### Provided passage
-- begin --
In the 1959 Disney movie, Darby O’Gill and the Little People, the wizened Darby sits in the village pub preparing to make a wish of the captured king of the Leprechauns, Bryan Conners. Villagers suggest one wish and then another, and to each suggestion Darby explains why that wish is inadequate. When told to wish for happiness Darby sagely replies, “the only person who is entirely happy is the village idiot”, to which his companions nod knowingly.
The role of the village idiot as defined by Wikipedia:
The village idiot in strict terms is a person locally known for ignorance or stupidity, but is also a common term for a stereotypically silly or nonsensical person. The term is also used as a stereotype of the mentally disabled.
-- end --
(A block of data)
-- begin --
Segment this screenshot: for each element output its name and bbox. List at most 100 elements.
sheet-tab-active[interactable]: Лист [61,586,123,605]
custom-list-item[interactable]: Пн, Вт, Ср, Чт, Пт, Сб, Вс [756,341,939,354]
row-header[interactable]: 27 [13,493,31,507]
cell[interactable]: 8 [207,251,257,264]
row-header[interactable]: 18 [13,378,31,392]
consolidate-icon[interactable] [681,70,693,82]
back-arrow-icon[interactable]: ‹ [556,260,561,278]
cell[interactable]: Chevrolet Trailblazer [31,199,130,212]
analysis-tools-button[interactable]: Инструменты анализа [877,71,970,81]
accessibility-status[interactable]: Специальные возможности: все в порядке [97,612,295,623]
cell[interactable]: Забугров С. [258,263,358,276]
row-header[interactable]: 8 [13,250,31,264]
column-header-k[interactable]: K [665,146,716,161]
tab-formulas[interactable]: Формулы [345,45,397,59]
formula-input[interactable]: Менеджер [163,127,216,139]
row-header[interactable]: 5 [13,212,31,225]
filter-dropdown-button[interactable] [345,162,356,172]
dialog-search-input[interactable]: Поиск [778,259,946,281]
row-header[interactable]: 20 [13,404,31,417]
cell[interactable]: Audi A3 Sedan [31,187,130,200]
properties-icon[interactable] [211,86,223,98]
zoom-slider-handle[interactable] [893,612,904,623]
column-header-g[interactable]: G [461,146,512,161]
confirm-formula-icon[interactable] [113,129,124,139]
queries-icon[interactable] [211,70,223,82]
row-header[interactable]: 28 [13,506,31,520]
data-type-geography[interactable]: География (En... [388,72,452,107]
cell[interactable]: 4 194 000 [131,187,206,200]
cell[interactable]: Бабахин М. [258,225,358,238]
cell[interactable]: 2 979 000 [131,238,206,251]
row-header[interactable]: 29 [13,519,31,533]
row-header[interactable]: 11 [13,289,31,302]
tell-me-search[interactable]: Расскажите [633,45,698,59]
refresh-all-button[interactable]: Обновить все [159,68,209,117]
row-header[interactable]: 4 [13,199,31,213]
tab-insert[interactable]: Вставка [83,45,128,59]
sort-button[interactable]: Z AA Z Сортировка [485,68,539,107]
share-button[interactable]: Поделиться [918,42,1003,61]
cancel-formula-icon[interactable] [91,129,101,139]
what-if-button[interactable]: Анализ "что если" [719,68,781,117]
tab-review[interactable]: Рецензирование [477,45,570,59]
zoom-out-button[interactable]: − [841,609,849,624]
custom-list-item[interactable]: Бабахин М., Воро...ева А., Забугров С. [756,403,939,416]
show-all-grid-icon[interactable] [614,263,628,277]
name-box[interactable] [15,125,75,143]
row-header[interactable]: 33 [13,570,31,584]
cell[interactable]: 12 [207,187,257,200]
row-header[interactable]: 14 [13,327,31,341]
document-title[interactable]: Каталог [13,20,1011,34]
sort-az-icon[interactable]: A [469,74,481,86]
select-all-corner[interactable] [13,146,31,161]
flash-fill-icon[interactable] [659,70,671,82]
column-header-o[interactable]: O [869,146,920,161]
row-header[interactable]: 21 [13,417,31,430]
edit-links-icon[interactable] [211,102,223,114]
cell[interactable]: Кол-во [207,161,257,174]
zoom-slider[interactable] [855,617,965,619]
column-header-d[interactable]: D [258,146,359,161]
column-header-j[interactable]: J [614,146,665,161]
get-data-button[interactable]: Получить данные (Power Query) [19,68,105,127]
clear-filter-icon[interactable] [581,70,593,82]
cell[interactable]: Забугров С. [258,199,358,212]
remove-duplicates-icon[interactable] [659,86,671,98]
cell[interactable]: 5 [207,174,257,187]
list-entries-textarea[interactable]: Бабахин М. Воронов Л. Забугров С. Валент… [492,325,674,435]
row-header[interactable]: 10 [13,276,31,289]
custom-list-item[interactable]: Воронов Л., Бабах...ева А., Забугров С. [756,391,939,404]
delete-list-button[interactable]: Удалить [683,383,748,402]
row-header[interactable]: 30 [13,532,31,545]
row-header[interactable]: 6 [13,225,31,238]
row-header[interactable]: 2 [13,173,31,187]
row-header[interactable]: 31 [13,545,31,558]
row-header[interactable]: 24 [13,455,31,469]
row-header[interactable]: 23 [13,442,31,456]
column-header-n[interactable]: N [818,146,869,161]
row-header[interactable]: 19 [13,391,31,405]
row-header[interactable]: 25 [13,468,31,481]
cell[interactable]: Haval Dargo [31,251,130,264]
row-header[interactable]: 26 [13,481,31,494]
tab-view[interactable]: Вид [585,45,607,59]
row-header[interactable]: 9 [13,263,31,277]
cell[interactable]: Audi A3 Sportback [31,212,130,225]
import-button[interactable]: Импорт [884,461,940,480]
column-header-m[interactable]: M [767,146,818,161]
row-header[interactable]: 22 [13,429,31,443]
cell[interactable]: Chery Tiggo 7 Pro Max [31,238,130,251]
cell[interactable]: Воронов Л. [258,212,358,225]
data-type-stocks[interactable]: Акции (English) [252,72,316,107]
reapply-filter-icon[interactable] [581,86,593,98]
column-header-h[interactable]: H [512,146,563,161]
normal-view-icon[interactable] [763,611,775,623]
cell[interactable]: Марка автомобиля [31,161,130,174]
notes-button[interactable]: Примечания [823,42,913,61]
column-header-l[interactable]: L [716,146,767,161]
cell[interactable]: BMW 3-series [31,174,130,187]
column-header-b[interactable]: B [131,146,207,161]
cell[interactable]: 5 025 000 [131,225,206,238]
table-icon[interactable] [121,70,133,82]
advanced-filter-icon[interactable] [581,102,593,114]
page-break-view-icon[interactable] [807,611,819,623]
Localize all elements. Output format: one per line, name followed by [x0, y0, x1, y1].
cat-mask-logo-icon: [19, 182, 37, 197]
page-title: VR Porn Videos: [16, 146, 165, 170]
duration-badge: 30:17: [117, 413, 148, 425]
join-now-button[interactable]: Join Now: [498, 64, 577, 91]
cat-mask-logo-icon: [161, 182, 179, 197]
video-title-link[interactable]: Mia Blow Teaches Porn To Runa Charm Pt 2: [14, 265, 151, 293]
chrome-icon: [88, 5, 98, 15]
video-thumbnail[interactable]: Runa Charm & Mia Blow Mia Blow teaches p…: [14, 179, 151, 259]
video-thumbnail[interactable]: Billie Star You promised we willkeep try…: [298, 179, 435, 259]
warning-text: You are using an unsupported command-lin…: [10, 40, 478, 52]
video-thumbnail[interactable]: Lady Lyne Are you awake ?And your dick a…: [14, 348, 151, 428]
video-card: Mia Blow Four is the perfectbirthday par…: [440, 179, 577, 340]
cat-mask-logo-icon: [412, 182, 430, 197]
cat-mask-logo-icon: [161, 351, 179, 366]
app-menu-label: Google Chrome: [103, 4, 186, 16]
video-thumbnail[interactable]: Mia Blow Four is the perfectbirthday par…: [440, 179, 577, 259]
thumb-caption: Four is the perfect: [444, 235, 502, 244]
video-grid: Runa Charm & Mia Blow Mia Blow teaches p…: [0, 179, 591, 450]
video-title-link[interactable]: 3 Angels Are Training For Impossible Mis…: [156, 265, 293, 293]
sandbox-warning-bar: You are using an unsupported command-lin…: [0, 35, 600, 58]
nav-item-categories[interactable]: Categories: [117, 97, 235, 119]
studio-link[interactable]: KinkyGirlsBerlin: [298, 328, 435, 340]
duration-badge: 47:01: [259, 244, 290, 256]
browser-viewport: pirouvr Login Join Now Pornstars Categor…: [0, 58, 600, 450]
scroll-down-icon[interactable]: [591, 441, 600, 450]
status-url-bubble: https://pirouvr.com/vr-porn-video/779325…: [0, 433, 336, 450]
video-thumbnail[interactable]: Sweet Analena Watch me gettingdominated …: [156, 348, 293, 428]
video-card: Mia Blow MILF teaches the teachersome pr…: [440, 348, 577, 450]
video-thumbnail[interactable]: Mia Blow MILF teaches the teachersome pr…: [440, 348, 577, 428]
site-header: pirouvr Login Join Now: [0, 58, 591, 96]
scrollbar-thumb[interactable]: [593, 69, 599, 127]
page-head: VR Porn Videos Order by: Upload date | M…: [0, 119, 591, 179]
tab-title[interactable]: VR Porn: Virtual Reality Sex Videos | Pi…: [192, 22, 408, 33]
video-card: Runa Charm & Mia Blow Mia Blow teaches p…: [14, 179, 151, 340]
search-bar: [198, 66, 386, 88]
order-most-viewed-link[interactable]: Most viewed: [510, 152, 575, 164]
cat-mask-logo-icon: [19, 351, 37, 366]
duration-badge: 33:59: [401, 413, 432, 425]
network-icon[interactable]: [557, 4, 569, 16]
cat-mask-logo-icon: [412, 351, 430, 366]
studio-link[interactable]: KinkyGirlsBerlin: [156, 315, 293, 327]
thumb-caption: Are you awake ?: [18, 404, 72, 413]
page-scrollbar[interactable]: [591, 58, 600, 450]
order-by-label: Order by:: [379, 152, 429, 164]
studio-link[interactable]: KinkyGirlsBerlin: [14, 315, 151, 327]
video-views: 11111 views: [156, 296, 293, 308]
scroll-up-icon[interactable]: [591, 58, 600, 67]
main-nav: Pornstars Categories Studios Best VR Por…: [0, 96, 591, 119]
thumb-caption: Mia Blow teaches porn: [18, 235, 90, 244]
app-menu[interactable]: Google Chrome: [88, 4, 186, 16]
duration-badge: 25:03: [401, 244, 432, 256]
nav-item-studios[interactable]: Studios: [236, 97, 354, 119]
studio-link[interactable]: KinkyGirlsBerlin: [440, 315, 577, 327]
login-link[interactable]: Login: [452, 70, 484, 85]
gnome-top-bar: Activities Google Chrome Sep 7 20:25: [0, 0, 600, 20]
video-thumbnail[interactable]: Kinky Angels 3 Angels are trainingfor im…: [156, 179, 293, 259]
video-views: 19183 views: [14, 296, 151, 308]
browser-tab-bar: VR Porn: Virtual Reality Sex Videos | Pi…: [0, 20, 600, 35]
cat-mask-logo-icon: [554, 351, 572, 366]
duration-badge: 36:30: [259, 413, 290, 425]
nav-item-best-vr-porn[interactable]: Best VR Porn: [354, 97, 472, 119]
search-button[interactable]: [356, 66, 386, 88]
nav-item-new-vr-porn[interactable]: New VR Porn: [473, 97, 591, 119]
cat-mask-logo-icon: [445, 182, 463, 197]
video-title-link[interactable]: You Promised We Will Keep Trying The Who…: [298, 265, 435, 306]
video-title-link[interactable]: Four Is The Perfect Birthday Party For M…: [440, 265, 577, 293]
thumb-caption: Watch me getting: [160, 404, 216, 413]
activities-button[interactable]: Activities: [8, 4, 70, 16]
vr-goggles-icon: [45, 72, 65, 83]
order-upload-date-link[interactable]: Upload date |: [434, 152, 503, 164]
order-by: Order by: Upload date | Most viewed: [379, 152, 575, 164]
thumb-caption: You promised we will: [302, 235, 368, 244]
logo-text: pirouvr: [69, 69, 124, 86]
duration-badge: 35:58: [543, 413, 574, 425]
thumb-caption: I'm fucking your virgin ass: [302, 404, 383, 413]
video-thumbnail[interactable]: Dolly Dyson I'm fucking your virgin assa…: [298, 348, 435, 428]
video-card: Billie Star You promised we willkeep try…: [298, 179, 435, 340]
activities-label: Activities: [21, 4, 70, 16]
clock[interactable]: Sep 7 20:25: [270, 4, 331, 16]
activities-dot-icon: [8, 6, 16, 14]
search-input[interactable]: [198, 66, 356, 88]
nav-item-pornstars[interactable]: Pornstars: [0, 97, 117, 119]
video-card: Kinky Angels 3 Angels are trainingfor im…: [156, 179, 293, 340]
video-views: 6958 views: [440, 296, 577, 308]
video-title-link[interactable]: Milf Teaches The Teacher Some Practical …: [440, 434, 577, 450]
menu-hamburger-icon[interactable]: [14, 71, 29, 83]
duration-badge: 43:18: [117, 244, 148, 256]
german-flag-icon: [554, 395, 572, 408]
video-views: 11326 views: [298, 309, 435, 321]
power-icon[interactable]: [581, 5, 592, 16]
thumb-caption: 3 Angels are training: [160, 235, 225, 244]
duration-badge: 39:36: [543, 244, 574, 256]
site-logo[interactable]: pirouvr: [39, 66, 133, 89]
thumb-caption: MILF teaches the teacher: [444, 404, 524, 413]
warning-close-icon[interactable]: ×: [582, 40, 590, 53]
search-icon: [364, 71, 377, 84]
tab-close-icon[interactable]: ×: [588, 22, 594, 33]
-- end --
### Objective
In the passage on the village idiot, what does Darby reply when told to wish for happiness?

### Completed task
He replies that the only person who is entirely happy is the village idiot.